### [REQUIRED TASK]
Go through the data below. List every line that holds the word "team".

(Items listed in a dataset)
——————
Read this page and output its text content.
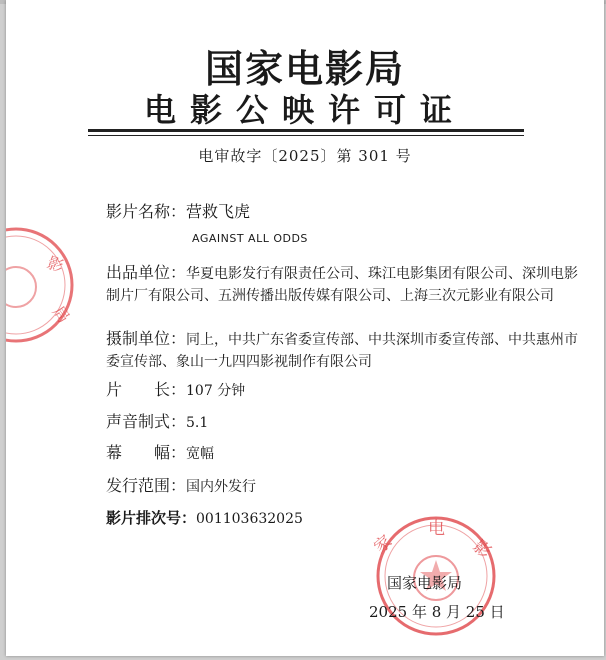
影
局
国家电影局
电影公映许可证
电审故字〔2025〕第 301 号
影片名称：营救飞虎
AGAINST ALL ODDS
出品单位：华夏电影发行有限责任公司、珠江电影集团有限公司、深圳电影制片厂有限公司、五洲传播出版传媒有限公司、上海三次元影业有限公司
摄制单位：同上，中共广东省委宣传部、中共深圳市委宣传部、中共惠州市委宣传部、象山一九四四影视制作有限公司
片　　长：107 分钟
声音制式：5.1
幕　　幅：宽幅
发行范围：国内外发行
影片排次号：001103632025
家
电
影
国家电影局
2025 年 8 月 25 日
——————
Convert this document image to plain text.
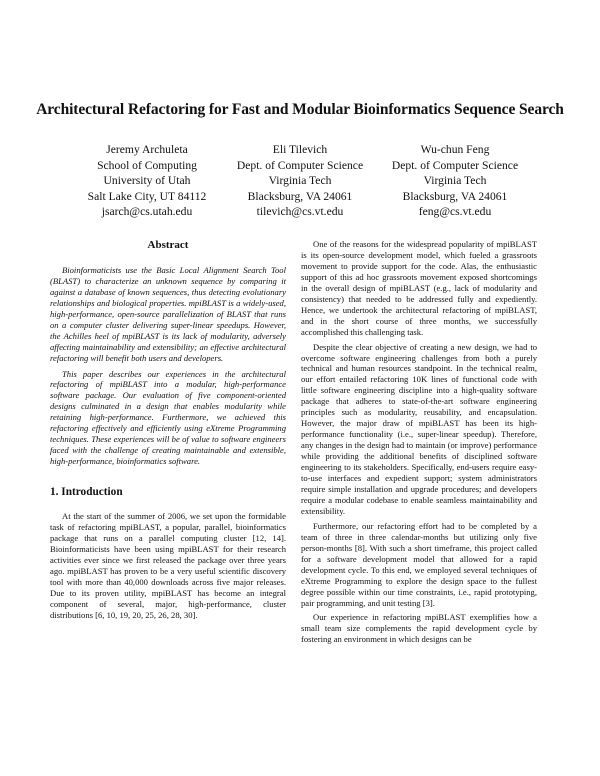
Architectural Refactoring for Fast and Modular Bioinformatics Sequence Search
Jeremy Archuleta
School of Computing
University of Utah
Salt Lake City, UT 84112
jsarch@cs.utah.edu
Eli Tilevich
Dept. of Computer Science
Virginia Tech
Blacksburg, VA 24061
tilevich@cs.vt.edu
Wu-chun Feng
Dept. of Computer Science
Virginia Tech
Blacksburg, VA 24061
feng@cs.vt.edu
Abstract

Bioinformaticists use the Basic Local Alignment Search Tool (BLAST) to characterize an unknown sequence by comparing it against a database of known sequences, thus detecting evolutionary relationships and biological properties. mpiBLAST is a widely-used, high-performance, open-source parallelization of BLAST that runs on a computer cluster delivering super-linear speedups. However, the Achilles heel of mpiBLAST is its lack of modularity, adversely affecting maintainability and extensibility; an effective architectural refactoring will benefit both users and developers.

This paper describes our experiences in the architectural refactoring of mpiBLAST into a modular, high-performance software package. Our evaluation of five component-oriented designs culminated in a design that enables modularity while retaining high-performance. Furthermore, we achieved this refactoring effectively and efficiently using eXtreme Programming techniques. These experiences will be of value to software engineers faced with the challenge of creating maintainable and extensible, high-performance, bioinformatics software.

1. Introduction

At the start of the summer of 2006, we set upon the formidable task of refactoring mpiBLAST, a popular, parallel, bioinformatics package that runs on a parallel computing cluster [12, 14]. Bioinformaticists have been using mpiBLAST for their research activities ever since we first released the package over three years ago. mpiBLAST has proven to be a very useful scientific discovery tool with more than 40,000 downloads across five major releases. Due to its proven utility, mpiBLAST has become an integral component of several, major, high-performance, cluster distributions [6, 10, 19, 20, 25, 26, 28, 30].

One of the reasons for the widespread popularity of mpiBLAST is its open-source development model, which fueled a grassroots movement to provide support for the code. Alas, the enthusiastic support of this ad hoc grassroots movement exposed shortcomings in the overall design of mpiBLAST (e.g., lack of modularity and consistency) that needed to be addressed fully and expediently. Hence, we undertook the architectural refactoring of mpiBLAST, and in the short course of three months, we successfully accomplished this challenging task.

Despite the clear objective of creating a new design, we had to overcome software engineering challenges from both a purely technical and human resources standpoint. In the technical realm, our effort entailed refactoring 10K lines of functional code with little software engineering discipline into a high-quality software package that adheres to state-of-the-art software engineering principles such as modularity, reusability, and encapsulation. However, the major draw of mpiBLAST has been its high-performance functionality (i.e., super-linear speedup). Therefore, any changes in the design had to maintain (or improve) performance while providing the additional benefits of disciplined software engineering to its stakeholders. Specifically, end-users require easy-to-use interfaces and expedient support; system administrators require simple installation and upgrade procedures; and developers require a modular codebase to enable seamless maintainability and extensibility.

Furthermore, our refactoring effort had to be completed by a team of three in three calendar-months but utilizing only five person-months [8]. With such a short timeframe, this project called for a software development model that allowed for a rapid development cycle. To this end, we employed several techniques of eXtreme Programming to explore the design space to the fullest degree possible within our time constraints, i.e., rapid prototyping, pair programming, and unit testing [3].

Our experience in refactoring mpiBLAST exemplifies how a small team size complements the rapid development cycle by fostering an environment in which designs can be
——————
### [CORRECT OUTPUT]
Furthermore, our refactoring effort had to be completed by a team of three in three calendar-months but utilizing only five person-months [8]. With such a short timeframe, this project called for a software development model that allowed for a rapid development cycle. To this end, we employed several techniques of eXtreme Programming to explore the design space to the fullest degree possible within our time constraints, i.e., rapid prototyping, pair programming, and unit testing [3].
Our experience in refactoring mpiBLAST exemplifies how a small team size complements the rapid development cycle by fostering an environment in which designs can be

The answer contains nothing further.